### Aim of the exercise
In the text on benign prostatic hyperplasia, which organization recommended pressure-flow studies as the gold standard for diagnosing bladder outlet obstruction?

### Text

[Start of Attachment]

Background

Benign prostatic hyperplasia (BPH), whose prevalence progressively increases with age, is one of the most common diseases in middle-aged and elderly men [1]. Currently, static and dynamic obstruction due to benign prostatic enlargement (BPE) or/and benign prostatic obstruction (BPO) is considered as the main cause of low urinary tract symptom (LUTS), which has a severe impact on the physical and mental health and quality of life (QoL) of elderly men.

Pressure-flow studies (PFSs) have been recommended as the gold standard for diagnosing bladder outlet obstruction (BOO) by the International Continence Society, among which the BOO index (BOOI) has become best-known and most widely-adopted urodynamic parameter [2, 3]. It is routinely used to evaluate the condition of BPH patients and gauge the efficacy of corrective surgery. Nevertheless, in our previous study, it was observed there was no significant correlation between BOOI and symptoms and the maximum urine flow rate (Qmax) in BPH patients [4]. In fact, as the resistance to urination increases with the progression of BOO, many patients undergo abdominal straining to urinate during a PFS. The process of urination involves both detrusor pressure and abdominal pressure, and it is obviously insufficient to only consider the detrusor pressure. Therefore, research has been carried out to assess the correlation between abdominal pressure and BOO, and it has been previously determined that a modified BOOI (MBOOI) that takes into account abdominal pressure can better predict the BOO than the BOOI [5].

[End of Attachment]

### Dataset excerpts

[Start of Attachment]

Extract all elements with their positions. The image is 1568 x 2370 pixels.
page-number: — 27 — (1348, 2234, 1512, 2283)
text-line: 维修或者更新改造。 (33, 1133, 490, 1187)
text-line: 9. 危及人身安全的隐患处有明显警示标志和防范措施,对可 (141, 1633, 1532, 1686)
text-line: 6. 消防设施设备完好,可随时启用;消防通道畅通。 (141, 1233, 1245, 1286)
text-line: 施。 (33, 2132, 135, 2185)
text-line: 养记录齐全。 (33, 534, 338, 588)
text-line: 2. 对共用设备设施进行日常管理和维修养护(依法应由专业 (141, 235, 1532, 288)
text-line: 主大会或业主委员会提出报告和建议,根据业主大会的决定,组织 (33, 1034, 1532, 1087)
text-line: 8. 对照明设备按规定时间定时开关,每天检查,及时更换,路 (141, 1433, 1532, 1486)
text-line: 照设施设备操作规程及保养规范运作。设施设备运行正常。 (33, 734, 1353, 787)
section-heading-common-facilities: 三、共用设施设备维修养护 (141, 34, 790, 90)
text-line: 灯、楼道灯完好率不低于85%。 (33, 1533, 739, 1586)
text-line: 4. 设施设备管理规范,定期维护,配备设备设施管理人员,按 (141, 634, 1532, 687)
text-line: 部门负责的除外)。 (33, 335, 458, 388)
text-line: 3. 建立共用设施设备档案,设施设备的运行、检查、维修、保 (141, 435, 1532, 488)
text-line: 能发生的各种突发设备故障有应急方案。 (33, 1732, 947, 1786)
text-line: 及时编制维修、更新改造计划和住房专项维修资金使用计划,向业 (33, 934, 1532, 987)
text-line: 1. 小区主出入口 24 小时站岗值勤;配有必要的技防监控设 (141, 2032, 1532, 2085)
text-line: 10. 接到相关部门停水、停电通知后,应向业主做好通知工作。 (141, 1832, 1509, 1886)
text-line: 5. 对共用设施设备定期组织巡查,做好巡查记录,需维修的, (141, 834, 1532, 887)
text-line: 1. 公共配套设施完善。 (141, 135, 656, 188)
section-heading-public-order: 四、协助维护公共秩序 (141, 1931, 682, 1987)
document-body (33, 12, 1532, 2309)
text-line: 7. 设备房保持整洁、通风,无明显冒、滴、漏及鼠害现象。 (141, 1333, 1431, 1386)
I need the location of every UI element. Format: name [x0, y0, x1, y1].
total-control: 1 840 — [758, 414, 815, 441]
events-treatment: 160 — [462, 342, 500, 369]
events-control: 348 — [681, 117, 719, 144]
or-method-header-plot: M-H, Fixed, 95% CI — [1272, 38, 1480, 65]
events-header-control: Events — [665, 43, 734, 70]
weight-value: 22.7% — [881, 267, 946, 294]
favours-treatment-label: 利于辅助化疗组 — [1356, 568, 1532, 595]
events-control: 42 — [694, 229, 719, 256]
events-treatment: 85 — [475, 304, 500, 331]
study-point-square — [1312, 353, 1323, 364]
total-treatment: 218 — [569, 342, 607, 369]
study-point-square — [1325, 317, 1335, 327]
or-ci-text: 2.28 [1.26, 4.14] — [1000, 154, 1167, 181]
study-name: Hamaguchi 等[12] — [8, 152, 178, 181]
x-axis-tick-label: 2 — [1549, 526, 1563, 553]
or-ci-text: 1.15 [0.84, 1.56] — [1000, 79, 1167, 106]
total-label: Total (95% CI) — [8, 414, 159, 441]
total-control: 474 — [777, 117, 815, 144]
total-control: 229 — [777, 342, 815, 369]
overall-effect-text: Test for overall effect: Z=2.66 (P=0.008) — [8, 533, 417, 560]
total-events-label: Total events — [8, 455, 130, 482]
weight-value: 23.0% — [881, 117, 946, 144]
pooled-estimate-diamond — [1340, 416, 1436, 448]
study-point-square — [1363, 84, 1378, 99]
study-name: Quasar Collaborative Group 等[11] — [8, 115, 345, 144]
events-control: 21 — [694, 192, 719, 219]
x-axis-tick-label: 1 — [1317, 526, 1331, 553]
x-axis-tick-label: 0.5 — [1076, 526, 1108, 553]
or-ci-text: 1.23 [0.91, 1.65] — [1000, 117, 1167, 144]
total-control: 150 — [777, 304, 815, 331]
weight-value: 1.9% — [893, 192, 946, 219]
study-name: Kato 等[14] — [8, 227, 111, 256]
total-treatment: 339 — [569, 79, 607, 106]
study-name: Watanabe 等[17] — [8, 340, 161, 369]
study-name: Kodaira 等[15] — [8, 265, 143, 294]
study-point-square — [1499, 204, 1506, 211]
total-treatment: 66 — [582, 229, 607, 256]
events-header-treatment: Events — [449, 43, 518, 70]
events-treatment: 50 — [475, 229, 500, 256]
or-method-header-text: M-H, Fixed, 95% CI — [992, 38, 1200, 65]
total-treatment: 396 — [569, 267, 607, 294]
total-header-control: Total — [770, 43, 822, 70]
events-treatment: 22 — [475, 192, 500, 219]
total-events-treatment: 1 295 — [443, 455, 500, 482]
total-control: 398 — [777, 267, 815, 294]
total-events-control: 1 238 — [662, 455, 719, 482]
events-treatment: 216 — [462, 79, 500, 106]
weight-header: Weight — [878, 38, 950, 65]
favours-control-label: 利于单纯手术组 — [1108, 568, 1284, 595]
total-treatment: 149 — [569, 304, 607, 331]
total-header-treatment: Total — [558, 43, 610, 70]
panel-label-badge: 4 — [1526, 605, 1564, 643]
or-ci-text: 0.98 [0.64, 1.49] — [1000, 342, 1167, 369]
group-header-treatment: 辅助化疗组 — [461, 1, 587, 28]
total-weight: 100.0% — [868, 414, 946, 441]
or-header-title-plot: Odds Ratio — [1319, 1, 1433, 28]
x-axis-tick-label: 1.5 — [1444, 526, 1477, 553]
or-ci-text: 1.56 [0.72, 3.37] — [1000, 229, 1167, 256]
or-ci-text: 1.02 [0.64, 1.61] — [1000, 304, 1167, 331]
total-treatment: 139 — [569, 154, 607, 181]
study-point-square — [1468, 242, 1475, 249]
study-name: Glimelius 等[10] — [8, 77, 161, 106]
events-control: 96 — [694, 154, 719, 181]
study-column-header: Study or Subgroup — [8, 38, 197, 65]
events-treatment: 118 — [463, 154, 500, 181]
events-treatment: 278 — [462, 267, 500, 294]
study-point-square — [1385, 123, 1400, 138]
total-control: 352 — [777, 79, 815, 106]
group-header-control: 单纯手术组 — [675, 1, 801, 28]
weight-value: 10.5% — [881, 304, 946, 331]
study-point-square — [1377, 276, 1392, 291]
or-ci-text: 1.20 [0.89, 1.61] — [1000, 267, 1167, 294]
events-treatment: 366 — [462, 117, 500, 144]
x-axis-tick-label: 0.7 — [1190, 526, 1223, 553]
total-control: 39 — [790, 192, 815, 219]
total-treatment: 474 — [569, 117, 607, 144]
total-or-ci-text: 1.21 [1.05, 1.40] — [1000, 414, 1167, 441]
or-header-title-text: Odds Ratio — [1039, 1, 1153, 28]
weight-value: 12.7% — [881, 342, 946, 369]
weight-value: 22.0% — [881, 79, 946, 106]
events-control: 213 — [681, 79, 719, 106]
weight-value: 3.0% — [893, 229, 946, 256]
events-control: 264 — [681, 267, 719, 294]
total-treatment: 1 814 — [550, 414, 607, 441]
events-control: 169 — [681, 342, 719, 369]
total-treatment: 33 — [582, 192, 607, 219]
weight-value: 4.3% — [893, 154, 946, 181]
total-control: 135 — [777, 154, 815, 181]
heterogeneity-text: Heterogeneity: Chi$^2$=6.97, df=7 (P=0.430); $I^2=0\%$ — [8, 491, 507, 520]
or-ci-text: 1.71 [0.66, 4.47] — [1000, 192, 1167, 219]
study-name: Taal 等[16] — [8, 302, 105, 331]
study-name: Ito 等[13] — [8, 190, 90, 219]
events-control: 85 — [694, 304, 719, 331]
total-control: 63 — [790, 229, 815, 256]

[End of Attachment]

### Result of this task
The International Continence Society recommended them.